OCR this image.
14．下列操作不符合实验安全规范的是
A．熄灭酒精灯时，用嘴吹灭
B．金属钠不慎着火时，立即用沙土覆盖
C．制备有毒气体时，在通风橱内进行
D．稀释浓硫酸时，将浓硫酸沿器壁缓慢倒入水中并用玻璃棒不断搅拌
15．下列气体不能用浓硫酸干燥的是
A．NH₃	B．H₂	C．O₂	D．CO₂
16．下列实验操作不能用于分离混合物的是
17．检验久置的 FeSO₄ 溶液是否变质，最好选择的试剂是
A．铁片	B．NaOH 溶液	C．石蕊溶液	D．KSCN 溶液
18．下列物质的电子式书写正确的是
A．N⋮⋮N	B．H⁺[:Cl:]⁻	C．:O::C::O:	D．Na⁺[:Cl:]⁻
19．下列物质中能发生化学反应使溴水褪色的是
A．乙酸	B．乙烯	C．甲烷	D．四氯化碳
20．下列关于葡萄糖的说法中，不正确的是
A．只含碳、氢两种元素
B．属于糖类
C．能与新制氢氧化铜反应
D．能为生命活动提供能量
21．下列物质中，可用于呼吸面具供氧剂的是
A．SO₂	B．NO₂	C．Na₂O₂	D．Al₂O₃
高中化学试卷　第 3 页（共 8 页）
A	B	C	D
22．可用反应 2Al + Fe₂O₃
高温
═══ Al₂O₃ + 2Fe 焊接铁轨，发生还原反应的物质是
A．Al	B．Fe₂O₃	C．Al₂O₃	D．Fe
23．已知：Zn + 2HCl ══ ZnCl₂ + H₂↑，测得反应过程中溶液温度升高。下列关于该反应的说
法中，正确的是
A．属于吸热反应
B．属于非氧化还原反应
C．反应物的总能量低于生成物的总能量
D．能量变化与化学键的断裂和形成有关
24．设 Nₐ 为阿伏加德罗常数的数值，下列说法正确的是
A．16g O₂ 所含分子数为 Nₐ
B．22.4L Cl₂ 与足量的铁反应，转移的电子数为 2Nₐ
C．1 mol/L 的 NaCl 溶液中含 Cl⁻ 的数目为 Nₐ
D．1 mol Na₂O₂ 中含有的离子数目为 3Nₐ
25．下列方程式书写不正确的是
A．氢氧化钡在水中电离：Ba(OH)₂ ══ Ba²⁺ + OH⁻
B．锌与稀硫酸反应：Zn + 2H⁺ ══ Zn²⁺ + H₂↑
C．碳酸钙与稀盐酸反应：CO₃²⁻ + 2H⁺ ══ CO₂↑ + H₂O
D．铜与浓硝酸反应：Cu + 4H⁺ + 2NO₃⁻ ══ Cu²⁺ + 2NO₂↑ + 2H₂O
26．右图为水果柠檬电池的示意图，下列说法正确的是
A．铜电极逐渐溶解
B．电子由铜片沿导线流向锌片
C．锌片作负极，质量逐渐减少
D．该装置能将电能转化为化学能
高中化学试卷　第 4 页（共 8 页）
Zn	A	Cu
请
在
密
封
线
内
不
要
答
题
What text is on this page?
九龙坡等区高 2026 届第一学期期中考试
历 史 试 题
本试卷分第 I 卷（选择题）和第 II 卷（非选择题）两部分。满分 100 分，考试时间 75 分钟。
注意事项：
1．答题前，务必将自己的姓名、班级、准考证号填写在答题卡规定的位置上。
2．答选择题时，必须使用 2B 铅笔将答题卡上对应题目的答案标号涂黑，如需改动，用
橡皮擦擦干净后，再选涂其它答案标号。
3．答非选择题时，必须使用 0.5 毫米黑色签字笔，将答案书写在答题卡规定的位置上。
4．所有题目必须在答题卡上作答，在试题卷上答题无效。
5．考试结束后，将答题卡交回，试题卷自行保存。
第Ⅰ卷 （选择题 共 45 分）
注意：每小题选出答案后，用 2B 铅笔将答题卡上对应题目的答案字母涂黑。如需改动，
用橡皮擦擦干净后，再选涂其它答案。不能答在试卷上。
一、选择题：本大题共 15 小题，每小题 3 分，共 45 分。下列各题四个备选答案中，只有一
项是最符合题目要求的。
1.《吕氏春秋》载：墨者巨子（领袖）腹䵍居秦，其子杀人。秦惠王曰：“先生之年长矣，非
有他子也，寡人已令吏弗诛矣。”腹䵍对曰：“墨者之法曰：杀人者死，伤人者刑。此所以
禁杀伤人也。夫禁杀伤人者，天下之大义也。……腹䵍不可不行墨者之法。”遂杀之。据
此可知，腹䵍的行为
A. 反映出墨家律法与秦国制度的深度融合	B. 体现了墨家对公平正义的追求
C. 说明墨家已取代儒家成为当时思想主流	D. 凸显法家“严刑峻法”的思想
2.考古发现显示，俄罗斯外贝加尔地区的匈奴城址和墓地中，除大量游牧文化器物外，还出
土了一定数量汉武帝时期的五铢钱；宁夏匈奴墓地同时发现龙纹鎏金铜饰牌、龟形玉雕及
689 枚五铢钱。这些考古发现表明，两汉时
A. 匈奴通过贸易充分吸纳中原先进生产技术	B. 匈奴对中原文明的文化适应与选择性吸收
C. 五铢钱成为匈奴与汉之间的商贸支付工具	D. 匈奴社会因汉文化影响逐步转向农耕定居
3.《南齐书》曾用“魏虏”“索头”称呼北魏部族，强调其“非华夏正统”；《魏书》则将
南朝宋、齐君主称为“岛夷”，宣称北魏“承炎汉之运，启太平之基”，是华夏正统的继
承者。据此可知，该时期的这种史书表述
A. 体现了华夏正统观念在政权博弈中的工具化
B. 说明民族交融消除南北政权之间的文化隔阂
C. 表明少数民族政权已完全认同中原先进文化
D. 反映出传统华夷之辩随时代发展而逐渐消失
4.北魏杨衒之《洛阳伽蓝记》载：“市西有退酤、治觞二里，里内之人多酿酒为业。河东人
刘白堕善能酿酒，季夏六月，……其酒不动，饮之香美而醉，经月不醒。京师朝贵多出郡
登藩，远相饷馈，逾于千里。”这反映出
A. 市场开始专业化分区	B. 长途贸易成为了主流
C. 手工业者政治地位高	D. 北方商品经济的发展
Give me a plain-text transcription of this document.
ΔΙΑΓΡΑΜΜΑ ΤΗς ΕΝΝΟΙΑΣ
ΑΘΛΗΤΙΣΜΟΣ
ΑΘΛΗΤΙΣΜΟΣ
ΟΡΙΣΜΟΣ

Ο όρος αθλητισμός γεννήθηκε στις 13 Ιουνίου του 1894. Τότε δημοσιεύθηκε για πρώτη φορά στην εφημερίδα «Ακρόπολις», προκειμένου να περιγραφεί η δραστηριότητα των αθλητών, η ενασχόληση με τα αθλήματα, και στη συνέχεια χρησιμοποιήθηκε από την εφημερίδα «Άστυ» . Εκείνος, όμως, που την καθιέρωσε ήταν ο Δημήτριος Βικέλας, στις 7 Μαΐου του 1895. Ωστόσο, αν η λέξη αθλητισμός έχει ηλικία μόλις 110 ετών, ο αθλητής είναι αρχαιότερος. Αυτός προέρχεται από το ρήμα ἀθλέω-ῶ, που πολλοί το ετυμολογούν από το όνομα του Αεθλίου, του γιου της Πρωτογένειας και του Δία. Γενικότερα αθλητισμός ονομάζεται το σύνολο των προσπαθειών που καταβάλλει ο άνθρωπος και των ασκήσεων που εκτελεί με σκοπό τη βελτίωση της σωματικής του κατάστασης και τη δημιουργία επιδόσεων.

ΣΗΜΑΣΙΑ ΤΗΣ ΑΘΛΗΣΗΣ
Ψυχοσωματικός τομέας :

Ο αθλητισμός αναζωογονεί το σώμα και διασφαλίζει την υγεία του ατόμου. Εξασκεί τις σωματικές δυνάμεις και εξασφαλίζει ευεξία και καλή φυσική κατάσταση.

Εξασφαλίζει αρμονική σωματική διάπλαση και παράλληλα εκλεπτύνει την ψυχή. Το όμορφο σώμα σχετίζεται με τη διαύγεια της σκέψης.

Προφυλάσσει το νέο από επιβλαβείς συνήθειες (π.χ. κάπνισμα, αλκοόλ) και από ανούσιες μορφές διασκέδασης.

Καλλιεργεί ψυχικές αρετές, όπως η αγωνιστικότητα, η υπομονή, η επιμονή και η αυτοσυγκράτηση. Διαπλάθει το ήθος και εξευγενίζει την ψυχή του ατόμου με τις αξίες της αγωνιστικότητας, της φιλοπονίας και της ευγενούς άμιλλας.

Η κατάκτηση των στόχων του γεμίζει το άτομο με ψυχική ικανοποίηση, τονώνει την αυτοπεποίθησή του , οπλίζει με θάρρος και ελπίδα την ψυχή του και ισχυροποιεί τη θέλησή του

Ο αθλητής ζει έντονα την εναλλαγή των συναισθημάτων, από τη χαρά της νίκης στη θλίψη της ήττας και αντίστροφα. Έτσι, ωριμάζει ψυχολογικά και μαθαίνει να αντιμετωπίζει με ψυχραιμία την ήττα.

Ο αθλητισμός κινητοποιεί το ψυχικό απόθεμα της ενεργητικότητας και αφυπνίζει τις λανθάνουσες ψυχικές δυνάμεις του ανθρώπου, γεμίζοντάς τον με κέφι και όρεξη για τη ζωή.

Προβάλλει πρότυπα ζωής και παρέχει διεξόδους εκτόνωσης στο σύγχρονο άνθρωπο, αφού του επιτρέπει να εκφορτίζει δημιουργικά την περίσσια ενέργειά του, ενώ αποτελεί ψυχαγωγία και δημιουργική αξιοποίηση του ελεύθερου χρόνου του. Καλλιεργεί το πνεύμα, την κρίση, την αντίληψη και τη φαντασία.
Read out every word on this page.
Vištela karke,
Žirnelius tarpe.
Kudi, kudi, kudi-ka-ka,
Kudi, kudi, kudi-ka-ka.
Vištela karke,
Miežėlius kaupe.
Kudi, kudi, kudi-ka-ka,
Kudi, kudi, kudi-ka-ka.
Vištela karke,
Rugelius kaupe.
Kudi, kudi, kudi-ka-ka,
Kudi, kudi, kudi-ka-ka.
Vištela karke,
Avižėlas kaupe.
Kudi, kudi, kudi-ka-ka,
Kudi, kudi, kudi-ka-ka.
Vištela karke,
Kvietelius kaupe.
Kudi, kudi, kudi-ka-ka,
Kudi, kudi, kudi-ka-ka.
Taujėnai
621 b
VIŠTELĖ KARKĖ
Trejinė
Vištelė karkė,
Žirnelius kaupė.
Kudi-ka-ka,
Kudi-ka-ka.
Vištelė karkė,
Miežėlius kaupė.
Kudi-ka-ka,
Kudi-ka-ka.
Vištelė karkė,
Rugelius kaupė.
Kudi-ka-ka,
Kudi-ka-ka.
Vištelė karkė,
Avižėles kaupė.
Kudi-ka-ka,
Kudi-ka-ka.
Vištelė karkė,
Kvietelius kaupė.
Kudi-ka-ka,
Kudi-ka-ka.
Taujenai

> _REQUEST_
Which lines contain the word "kaupė"? Return each of them.

> _THE RESPONSE_
Žirnelius kaupė.
Miežėlius kaupė.
Rugelius kaupė.
Avižėles kaupė.
Kvietelius kaupė.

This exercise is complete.